··· RECORDS TO USE ···

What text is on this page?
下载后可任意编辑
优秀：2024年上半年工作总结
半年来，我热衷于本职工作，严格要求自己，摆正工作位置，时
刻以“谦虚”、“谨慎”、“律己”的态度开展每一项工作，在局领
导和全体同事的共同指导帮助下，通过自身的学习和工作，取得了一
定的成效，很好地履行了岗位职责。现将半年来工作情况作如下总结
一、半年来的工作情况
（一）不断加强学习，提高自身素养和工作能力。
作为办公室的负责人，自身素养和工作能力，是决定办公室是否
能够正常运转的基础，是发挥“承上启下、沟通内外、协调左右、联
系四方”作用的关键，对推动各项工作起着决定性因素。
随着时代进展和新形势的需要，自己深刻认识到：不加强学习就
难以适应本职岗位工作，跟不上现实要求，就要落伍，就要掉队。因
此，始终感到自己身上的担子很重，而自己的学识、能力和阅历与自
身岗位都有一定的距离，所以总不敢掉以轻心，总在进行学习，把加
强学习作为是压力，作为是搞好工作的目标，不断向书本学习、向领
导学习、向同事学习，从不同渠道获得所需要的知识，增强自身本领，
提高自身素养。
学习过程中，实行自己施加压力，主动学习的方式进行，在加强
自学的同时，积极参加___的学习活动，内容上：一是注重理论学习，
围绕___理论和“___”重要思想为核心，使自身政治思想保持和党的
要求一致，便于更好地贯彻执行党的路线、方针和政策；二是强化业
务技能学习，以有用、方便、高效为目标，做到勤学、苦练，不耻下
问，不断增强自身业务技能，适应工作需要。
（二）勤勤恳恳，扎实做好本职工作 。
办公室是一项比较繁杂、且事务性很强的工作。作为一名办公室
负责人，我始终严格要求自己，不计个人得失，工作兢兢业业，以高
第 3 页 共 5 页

···

● **TASK TO COMPLETE**:
Write out the entries above once more, without altering anything.

● **EXERCISE SOLUTION**:
What text is on this page?
下载后可任意编辑
优秀：2024年上半年工作总结
半年来，我热衷于本职工作，严格要求自己，摆正工作位置，时
刻以“谦虚”、“谨慎”、“律己”的态度开展每一项工作，在局领
导和全体同事的共同指导帮助下，通过自身的学习和工作，取得了一
定的成效，很好地履行了岗位职责。现将半年来工作情况作如下总结
一、半年来的工作情况
（一）不断加强学习，提高自身素养和工作能力。
作为办公室的负责人，自身素养和工作能力，是决定办公室是否
能够正常运转的基础，是发挥“承上启下、沟通内外、协调左右、联
系四方”作用的关键，对推动各项工作起着决定性因素。
随着时代进展和新形势的需要，自己深刻认识到：不加强学习就
难以适应本职岗位工作，跟不上现实要求，就要落伍，就要掉队。因
此，始终感到自己身上的担子很重，而自己的学识、能力和阅历与自
身岗位都有一定的距离，所以总不敢掉以轻心，总在进行学习，把加
强学习作为是压力，作为是搞好工作的目标，不断向书本学习、向领
导学习、向同事学习，从不同渠道获得所需要的知识，增强自身本领，
提高自身素养。
学习过程中，实行自己施加压力，主动学习的方式进行，在加强
自学的同时，积极参加___的学习活动，内容上：一是注重理论学习，
围绕___理论和“___”重要思想为核心，使自身政治思想保持和党的
要求一致，便于更好地贯彻执行党的路线、方针和政策；二是强化业
务技能学习，以有用、方便、高效为目标，做到勤学、苦练，不耻下
问，不断增强自身业务技能，适应工作需要。
（二）勤勤恳恳，扎实做好本职工作 。
办公室是一项比较繁杂、且事务性很强的工作。作为一名办公室
负责人，我始终严格要求自己，不计个人得失，工作兢兢业业，以高
第 3 页 共 5 页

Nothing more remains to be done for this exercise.